## START Data listing
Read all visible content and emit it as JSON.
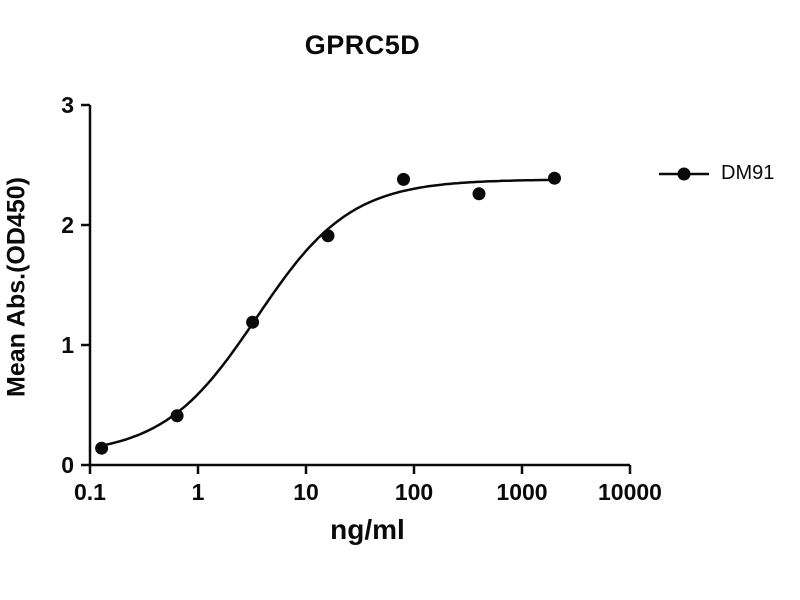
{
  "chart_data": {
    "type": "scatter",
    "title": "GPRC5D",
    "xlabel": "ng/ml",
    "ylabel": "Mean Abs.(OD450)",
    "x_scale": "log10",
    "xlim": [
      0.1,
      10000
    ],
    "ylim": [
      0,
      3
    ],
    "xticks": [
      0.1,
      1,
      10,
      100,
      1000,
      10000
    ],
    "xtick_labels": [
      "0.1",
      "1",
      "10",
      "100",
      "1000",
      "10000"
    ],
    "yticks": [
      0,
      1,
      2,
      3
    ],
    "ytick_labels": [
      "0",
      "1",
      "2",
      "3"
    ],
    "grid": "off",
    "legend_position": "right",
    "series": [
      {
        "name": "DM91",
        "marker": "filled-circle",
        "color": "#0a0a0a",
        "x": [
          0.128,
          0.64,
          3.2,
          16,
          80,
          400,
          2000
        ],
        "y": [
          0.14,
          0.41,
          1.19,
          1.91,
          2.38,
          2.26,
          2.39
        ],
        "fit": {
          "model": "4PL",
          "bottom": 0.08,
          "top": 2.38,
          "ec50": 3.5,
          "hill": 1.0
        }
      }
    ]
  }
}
## END Data listing
▸ **Direction**
All entries must be written out again exactly as given, with no pictures in the copy.

▸ **Final result**
Read all visible content and emit it as JSON.
{
  "chart_data": {
    "type": "scatter",
    "title": "GPRC5D",
    "xlabel": "ng/ml",
    "ylabel": "Mean Abs.(OD450)",
    "x_scale": "log10",
    "xlim": [
      0.1,
      10000
    ],
    "ylim": [
      0,
      3
    ],
    "xticks": [
      0.1,
      1,
      10,
      100,
      1000,
      10000
    ],
    "xtick_labels": [
      "0.1",
      "1",
      "10",
      "100",
      "1000",
      "10000"
    ],
    "yticks": [
      0,
      1,
      2,
      3
    ],
    "ytick_labels": [
      "0",
      "1",
      "2",
      "3"
    ],
    "grid": "off",
    "legend_position": "right",
    "series": [
      {
        "name": "DM91",
        "marker": "filled-circle",
        "color": "#0a0a0a",
        "x": [
          0.128,
          0.64,
          3.2,
          16,
          80,
          400,
          2000
        ],
        "y": [
          0.14,
          0.41,
          1.19,
          1.91,
          2.38,
          2.26,
          2.39
        ],
        "fit": {
          "model": "4PL",
          "bottom": 0.08,
          "top": 2.38,
          "ec50": 3.5,
          "hill": 1.0
        }
      }
    ]
  }
}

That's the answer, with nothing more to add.